======== TASK INPUT

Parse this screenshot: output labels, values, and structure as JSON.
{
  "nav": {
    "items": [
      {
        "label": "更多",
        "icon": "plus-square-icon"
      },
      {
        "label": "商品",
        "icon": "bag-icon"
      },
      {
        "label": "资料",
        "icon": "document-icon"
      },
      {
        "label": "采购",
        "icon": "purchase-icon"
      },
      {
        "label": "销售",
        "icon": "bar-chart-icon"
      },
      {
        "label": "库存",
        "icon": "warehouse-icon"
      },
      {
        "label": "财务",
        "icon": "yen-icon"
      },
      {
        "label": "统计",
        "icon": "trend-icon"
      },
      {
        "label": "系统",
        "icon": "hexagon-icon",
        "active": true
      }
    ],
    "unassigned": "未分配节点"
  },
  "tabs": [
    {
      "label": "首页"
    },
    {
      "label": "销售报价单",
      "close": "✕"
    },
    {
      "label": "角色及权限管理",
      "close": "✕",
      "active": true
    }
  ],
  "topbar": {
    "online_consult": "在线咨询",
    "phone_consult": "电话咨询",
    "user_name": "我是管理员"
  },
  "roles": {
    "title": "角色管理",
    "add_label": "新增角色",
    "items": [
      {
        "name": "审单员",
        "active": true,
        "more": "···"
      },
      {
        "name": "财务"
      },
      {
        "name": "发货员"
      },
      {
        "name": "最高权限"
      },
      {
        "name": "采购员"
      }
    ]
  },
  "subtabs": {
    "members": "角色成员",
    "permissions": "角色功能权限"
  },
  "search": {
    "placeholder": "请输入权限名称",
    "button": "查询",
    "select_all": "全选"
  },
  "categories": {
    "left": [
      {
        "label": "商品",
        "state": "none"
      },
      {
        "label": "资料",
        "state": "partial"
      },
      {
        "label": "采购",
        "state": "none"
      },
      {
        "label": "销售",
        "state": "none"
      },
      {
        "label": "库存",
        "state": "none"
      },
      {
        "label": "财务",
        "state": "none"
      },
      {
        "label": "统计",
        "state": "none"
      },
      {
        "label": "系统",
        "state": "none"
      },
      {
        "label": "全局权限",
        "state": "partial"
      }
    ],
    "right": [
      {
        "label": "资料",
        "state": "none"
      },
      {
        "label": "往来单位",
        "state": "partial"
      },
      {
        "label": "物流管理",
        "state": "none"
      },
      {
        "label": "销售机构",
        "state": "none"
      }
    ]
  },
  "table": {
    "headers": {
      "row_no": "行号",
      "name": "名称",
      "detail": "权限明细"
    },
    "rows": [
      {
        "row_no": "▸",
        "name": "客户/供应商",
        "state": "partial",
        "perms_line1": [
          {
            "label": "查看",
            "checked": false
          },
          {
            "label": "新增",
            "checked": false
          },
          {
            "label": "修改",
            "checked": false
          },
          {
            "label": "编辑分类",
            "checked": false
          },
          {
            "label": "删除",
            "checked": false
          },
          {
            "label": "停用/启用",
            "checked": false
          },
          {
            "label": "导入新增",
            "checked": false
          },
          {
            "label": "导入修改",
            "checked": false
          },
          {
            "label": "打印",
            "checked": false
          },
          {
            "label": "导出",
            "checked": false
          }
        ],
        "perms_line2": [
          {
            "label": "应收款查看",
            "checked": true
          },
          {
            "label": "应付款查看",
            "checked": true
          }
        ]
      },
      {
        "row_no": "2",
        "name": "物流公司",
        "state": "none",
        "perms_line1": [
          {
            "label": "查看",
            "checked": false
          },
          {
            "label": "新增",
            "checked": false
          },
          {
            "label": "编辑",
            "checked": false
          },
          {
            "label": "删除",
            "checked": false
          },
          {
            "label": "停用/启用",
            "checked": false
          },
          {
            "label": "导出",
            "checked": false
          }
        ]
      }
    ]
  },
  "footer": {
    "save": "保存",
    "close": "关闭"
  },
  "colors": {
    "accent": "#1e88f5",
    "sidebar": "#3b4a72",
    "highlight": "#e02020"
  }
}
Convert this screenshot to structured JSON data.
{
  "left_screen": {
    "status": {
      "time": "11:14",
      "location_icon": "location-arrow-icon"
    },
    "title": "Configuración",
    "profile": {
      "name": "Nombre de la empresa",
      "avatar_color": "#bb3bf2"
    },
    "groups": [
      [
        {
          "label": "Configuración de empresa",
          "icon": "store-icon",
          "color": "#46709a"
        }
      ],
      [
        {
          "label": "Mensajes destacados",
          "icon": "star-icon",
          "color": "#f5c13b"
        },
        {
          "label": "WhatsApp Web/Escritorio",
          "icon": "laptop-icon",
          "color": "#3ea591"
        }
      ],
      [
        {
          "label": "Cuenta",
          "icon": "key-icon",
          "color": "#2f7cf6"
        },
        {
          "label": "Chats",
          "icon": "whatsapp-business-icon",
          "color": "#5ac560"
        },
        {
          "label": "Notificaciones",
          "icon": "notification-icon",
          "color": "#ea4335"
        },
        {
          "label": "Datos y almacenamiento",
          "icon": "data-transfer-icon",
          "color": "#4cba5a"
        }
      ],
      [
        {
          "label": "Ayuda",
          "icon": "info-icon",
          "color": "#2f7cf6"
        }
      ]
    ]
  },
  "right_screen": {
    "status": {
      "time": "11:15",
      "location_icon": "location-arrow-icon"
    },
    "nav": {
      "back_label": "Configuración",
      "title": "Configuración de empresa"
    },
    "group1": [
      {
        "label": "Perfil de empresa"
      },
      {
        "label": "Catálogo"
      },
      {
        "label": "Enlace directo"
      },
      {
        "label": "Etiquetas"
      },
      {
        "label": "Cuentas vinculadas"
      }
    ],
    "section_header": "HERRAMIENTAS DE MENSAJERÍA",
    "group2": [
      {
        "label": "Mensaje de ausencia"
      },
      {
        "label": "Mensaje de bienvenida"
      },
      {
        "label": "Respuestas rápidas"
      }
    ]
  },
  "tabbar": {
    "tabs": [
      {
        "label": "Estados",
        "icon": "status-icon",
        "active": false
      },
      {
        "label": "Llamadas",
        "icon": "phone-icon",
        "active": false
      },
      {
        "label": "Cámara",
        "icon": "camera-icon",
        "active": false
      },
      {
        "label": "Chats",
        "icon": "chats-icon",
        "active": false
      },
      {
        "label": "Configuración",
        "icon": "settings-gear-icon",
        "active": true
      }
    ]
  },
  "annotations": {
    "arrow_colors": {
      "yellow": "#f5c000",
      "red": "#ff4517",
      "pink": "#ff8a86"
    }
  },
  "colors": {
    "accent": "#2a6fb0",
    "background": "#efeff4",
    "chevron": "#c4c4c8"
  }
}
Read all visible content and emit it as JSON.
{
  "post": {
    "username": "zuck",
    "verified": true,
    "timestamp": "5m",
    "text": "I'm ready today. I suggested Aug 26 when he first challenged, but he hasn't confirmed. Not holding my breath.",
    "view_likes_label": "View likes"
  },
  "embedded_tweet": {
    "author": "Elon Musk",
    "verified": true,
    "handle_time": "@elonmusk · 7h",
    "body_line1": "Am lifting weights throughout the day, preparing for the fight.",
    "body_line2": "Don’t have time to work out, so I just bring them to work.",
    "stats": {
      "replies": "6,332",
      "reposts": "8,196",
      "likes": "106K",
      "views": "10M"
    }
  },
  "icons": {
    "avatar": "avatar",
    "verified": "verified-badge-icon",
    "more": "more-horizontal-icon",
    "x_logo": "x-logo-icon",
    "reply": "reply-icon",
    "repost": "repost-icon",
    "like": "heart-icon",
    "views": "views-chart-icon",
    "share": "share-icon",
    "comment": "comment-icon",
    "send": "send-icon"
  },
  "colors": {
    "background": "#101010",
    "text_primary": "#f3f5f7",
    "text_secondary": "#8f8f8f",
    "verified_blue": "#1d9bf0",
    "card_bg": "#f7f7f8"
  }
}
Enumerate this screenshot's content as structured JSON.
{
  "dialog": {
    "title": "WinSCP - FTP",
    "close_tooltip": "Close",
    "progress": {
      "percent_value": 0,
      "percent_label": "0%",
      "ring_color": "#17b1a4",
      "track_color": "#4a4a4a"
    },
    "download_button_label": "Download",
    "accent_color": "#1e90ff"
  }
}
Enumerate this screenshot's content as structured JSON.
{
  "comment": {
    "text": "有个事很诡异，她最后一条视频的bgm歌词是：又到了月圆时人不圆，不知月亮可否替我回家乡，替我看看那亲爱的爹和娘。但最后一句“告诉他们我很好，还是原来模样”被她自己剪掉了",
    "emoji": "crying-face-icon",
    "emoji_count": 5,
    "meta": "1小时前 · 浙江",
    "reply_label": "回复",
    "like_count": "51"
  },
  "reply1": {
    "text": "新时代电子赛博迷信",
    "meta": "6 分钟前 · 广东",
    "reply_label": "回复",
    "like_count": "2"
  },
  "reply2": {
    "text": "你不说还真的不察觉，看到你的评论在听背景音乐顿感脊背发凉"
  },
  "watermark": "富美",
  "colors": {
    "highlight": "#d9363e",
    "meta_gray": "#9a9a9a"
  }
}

================

◆ REQUIREMENTS: In the entries above, locate every line with the word "empresa" and copy it.

◆ OUTPUT OF THE EXERCISE:
      "name": "Nombre de la empresa",
          "label": "Configuración de empresa",
      "title": "Configuración de empresa"
        "label": "Perfil de empresa"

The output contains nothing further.